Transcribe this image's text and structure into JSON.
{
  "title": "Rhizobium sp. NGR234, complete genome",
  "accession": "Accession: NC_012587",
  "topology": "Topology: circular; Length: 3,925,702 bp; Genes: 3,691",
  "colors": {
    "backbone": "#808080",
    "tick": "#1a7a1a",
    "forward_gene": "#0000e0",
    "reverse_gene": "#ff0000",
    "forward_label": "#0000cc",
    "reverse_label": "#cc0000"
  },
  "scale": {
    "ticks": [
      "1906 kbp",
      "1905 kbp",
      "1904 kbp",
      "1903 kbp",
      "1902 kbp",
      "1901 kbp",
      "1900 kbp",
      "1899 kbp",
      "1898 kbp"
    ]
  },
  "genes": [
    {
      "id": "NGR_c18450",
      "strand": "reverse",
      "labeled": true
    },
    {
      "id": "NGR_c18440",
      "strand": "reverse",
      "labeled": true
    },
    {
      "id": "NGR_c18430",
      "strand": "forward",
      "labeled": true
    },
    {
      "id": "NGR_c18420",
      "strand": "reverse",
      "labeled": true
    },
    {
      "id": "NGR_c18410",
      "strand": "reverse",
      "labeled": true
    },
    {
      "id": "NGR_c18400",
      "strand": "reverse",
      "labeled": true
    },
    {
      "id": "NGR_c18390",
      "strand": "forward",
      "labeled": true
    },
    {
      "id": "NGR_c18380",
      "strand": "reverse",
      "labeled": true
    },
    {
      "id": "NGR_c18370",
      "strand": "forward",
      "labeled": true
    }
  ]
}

**Exercise brief:** Repeat the data. Leave nothing out and change nothing.

**Solution for this problem:**
Transcribe this image's text and structure into JSON.
{
  "title": "Rhizobium sp. NGR234, complete genome",
  "accession": "Accession: NC_012587",
  "topology": "Topology: circular; Length: 3,925,702 bp; Genes: 3,691",
  "colors": {
    "backbone": "#808080",
    "tick": "#1a7a1a",
    "forward_gene": "#0000e0",
    "reverse_gene": "#ff0000",
    "forward_label": "#0000cc",
    "reverse_label": "#cc0000"
  },
  "scale": {
    "ticks": [
      "1906 kbp",
      "1905 kbp",
      "1904 kbp",
      "1903 kbp",
      "1902 kbp",
      "1901 kbp",
      "1900 kbp",
      "1899 kbp",
      "1898 kbp"
    ]
  },
  "genes": [
    {
      "id": "NGR_c18450",
      "strand": "reverse",
      "labeled": true
    },
    {
      "id": "NGR_c18440",
      "strand": "reverse",
      "labeled": true
    },
    {
      "id": "NGR_c18430",
      "strand": "forward",
      "labeled": true
    },
    {
      "id": "NGR_c18420",
      "strand": "reverse",
      "labeled": true
    },
    {
      "id": "NGR_c18410",
      "strand": "reverse",
      "labeled": true
    },
    {
      "id": "NGR_c18400",
      "strand": "reverse",
      "labeled": true
    },
    {
      "id": "NGR_c18390",
      "strand": "forward",
      "labeled": true
    },
    {
      "id": "NGR_c18380",
      "strand": "reverse",
      "labeled": true
    },
    {
      "id": "NGR_c18370",
      "strand": "forward",
      "labeled": true
    }
  ]
}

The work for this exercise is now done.